◆ **Instructions for the task**: Scan the listing below. Report each line that includes "Entonal".

◆ **Task inputs**:
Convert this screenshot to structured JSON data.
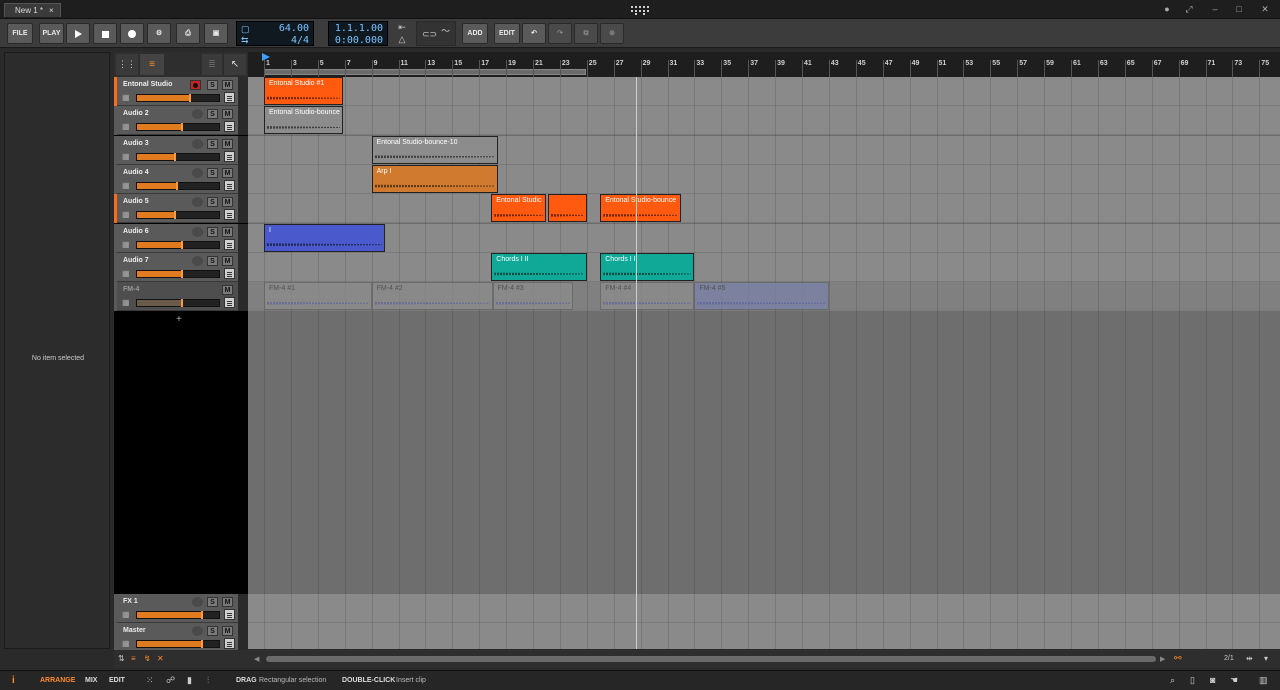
{
  "window": {
    "tab_title": "New 1 *",
    "tab_close": "×"
  },
  "toolbar": {
    "file": "FILE",
    "play": "PLAY",
    "add": "ADD",
    "edit": "EDIT",
    "tempo": "64.00",
    "signature": "4/4",
    "position_bars": "1.1.1.00",
    "position_time": "0:00.000"
  },
  "inspector": {
    "empty_text": "No item selected"
  },
  "ruler_ticks": [
    "1",
    "3",
    "5",
    "7",
    "9",
    "11",
    "13",
    "15",
    "17",
    "19",
    "21",
    "23",
    "25",
    "27",
    "29",
    "31",
    "33",
    "35",
    "37",
    "39",
    "41",
    "43",
    "45",
    "47",
    "49",
    "51",
    "53",
    "55",
    "57",
    "59",
    "61",
    "63",
    "65",
    "67",
    "69",
    "71",
    "73",
    "75"
  ],
  "tracks": [
    {
      "name": "Entonal Studio",
      "solo": "S",
      "mute": "M",
      "accent": "#ff6a1a",
      "volume": 0.64,
      "record_armed": true
    },
    {
      "name": "Audio 2",
      "solo": "S",
      "mute": "M",
      "accent": "#5a5a5a",
      "volume": 0.54
    },
    {
      "name": "Audio 3",
      "solo": "S",
      "mute": "M",
      "accent": "#5a5a5a",
      "volume": 0.45
    },
    {
      "name": "Audio 4",
      "solo": "S",
      "mute": "M",
      "accent": "#5a5a5a",
      "volume": 0.48
    },
    {
      "name": "Audio 5",
      "solo": "S",
      "mute": "M",
      "accent": "#ff6a1a",
      "volume": 0.45
    },
    {
      "name": "Audio 6",
      "solo": "S",
      "mute": "M",
      "accent": "#5a5a5a",
      "volume": 0.54
    },
    {
      "name": "Audio 7",
      "solo": "S",
      "mute": "M",
      "accent": "#5a5a5a",
      "volume": 0.54
    },
    {
      "name": "FM-4",
      "mute": "M",
      "accent": "#5a5a5a",
      "volume": 0.54,
      "dimmed": true
    }
  ],
  "add_track_symbol": "+",
  "fx_tracks": [
    {
      "name": "FX 1",
      "solo": "S",
      "mute": "M",
      "volume": 0.78
    },
    {
      "name": "Master",
      "solo": "S",
      "mute": "M",
      "volume": 0.78
    }
  ],
  "clips": [
    {
      "label": "Entonal Studio #1",
      "lane": 0,
      "start": 1,
      "end": 6.9,
      "color": "#ff5a10"
    },
    {
      "label": "Entonal Studio-bounce",
      "lane": 1,
      "start": 1,
      "end": 6.9,
      "color": "#8c8c8c"
    },
    {
      "label": "Entonal Studio-bounce-10",
      "lane": 2,
      "start": 9,
      "end": 18.4,
      "color": "#8c8c8c"
    },
    {
      "label": "Arp I",
      "lane": 3,
      "start": 9,
      "end": 18.4,
      "color": "#d07a30"
    },
    {
      "label": "Entonal Studic",
      "lane": 4,
      "start": 17.9,
      "end": 22,
      "color": "#ff5a10"
    },
    {
      "label": "",
      "lane": 4,
      "start": 22.1,
      "end": 25,
      "color": "#ff5a10"
    },
    {
      "label": "Entonal Studio-bounce",
      "lane": 4,
      "start": 26,
      "end": 32,
      "color": "#ff5a10"
    },
    {
      "label": "I",
      "lane": 5,
      "start": 1,
      "end": 10,
      "color": "#4a5acc"
    },
    {
      "label": "Chords I II",
      "lane": 6,
      "start": 17.9,
      "end": 25,
      "color": "#10a896"
    },
    {
      "label": "Chords I II",
      "lane": 6,
      "start": 26,
      "end": 33,
      "color": "#10a896"
    },
    {
      "label": "FM-4 #1",
      "lane": 7,
      "start": 1,
      "end": 9,
      "color": "#8c8c8c"
    },
    {
      "label": "FM-4 #2",
      "lane": 7,
      "start": 9,
      "end": 18,
      "color": "#8c8c8c"
    },
    {
      "label": "FM-4 #3",
      "lane": 7,
      "start": 18,
      "end": 24,
      "color": "#8c8c8c"
    },
    {
      "label": "FM-4 #4",
      "lane": 7,
      "start": 26,
      "end": 33,
      "color": "#8c8c8c"
    },
    {
      "label": "FM-4 #5",
      "lane": 7,
      "start": 33,
      "end": 43,
      "color": "#7a82a8"
    }
  ],
  "status": {
    "arrange": "ARRANGE",
    "mix": "MIX",
    "edit": "EDIT",
    "drag_key": "DRAG",
    "drag_desc": "Rectangular selection",
    "dbl_key": "DOUBLE-CLICK",
    "dbl_desc": "Insert clip",
    "zoom": "2/1"
  },
  "colors": {
    "accent_orange": "#ff6a1a",
    "playhead": "#cfcfcf",
    "lcd": "#7cc4ff"
  }
}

◆ **Complete response**:
      "name": "Entonal Studio",
      "label": "Entonal Studio #1",
      "label": "Entonal Studio-bounce",
      "label": "Entonal Studio-bounce-10",
      "label": "Entonal Studic",
      "label": "Entonal Studio-bounce",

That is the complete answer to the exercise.